* _Aim of the task_
Answer with nothing except the number of lines that contain the word "this".

* _Exercise input_
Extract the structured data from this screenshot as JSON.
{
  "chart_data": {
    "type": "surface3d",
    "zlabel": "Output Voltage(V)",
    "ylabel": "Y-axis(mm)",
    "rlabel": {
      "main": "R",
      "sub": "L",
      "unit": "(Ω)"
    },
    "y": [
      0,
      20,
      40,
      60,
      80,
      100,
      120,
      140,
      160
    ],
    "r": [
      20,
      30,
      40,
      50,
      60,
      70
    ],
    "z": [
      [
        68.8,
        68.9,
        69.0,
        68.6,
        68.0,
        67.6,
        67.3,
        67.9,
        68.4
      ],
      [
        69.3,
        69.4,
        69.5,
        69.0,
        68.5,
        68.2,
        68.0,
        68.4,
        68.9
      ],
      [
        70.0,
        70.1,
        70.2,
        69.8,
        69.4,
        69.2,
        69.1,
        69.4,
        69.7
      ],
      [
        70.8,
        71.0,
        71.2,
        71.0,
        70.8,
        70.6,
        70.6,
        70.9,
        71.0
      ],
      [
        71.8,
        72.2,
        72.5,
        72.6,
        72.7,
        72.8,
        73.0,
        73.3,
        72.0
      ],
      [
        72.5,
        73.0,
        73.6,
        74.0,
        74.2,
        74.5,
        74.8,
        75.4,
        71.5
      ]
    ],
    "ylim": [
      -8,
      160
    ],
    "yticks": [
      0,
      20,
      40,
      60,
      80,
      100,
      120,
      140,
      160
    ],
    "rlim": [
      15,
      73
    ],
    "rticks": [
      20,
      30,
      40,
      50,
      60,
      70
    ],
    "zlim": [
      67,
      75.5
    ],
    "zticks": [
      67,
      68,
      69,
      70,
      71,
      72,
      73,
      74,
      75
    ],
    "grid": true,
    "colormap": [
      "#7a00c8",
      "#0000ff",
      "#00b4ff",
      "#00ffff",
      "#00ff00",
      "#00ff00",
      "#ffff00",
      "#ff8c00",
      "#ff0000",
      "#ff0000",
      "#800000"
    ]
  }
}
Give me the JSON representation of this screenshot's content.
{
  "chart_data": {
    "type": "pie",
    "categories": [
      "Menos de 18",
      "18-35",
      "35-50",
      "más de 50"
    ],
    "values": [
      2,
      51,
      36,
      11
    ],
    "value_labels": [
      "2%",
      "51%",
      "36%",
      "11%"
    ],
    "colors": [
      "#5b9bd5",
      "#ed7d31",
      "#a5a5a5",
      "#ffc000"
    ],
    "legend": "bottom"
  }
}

* _Solution_
2